Pictures stay out of the copy; restate everything else in the material exactly.

start Exercise inputs

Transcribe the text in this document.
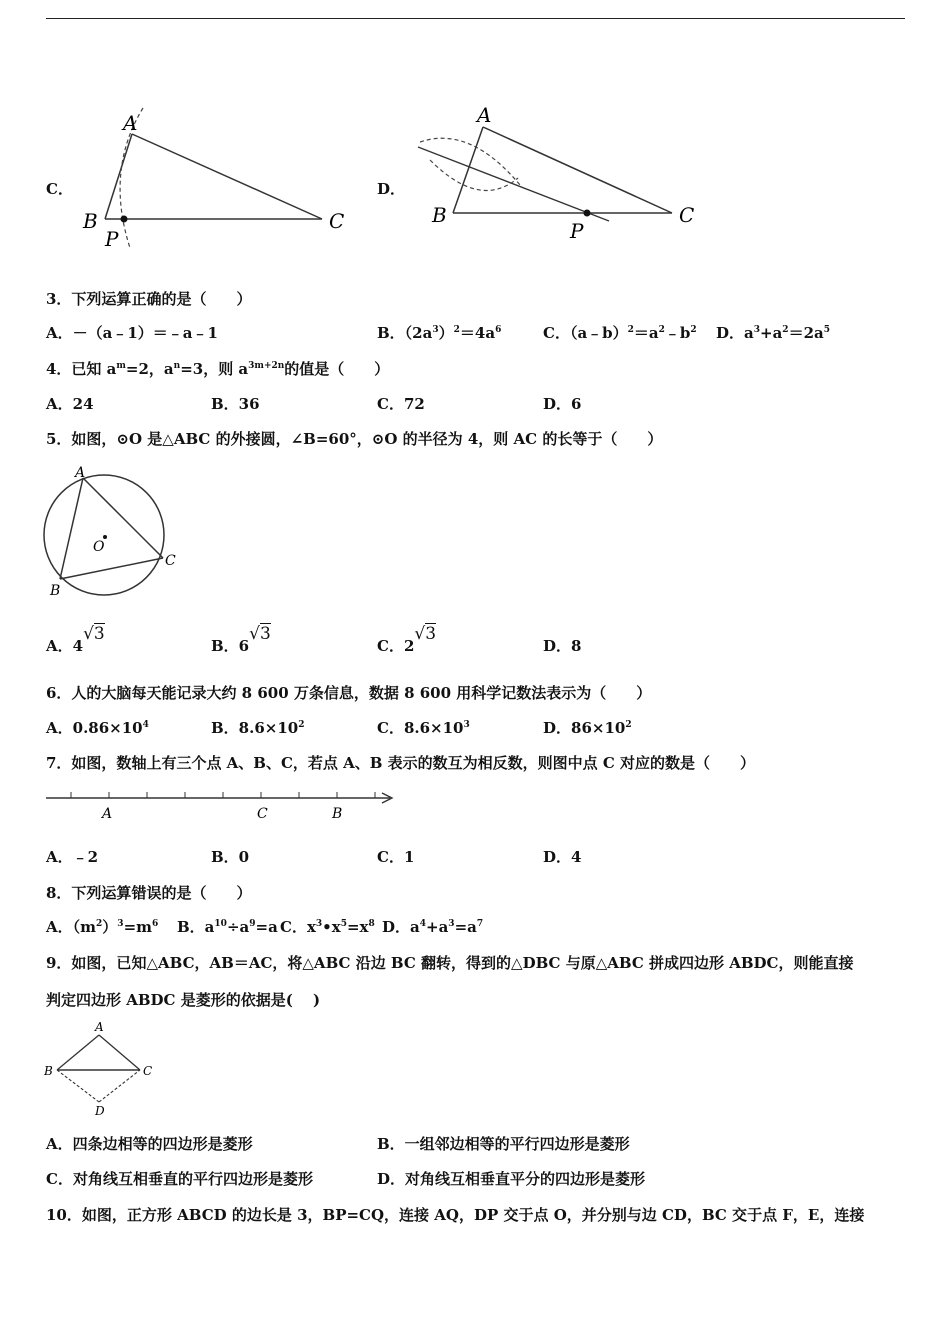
C．
A
B
P
C
D．
A
B
P
C
3．下列运算正确的是（　　）
A．－（a﹣1）＝﹣a﹣1	B．$(2a^3)^2=4a^6$	C．$(a﹣b)^2=a^2﹣b^2$ D．$a^3+a^2=2a^5$
4．已知 $a^m=2$，$a^n=3$，则 $a^{3m+2n}$的值是（　　）
A．24	B．36	C．72	D．6
5．如图，⊙O 是△ABC 的外接圆，∠B=60°，⊙O 的半径为 4，则 AC 的长等于（　　）
A
O
C
B
A．4√3
B．6√3
C．2√3
D．8
6．人的大脑每天能记录大约 8 600 万条信息，数据 8 600 用科学记数法表示为（　　）
A．$0.86\times 10^4$	B．$8.6\times 10^2$	C．$8.6\times 10^3$	D．$86\times 10^2$
7．如图，数轴上有三个点 A、B、C，若点 A、B 表示的数互为相反数，则图中点 C 对应的数是（　　）
A	C	B
A．﹣2	B．0	C．1	D．4
8．下列运算错误的是（　　）
A．$(m^2)^3=m^6$ B．$a^{10}\div a^9=a$ C．$x^3•x^5=x^8$ D．$a^4+a^3=a^7$
9．如图，已知△ABC，AB＝AC，将△ABC 沿边 BC 翻转，得到的△DBC 与原△ABC 拼成四边形 ABDC，则能直接
判定四边形 ABDC 是菱形的依据是(　 )
A
B	C
D
A．四条边相等的四边形是菱形	B．一组邻边相等的平行四边形是菱形
C．对角线互相垂直的平行四边形是菱形	D．对角线互相垂直平分的四边形是菱形
10．如图，正方形 ABCD 的边长是 3，BP=CQ，连接 AQ，DP 交于点 O，并分别与边 CD，BC 交于点 F，E，连接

end Exercise inputs

> [Correct result]
Transcribe the text in this document.
C．
A
B
P
C
D．
A
B
P
C
3．下列运算正确的是（　　）
A．－（a﹣1）＝﹣a﹣1	B．$(2a^3)^2=4a^6$	C．$(a﹣b)^2=a^2﹣b^2$ D．$a^3+a^2=2a^5$
4．已知 $a^m=2$，$a^n=3$，则 $a^{3m+2n}$的值是（　　）
A．24	B．36	C．72	D．6
5．如图，⊙O 是△ABC 的外接圆，∠B=60°，⊙O 的半径为 4，则 AC 的长等于（　　）
A
O
C
B
A．4√3
B．6√3
C．2√3
D．8
6．人的大脑每天能记录大约 8 600 万条信息，数据 8 600 用科学记数法表示为（　　）
A．$0.86\times 10^4$	B．$8.6\times 10^2$	C．$8.6\times 10^3$	D．$86\times 10^2$
7．如图，数轴上有三个点 A、B、C，若点 A、B 表示的数互为相反数，则图中点 C 对应的数是（　　）
A	C	B
A．﹣2	B．0	C．1	D．4
8．下列运算错误的是（　　）
A．$(m^2)^3=m^6$ B．$a^{10}\div a^9=a$ C．$x^3•x^5=x^8$ D．$a^4+a^3=a^7$
9．如图，已知△ABC，AB＝AC，将△ABC 沿边 BC 翻转，得到的△DBC 与原△ABC 拼成四边形 ABDC，则能直接
判定四边形 ABDC 是菱形的依据是(　 )
A
B	C
D
A．四条边相等的四边形是菱形	B．一组邻边相等的平行四边形是菱形
C．对角线互相垂直的平行四边形是菱形	D．对角线互相垂直平分的四边形是菱形
10．如图，正方形 ABCD 的边长是 3，BP=CQ，连接 AQ，DP 交于点 O，并分别与边 CD，BC 交于点 F，E，连接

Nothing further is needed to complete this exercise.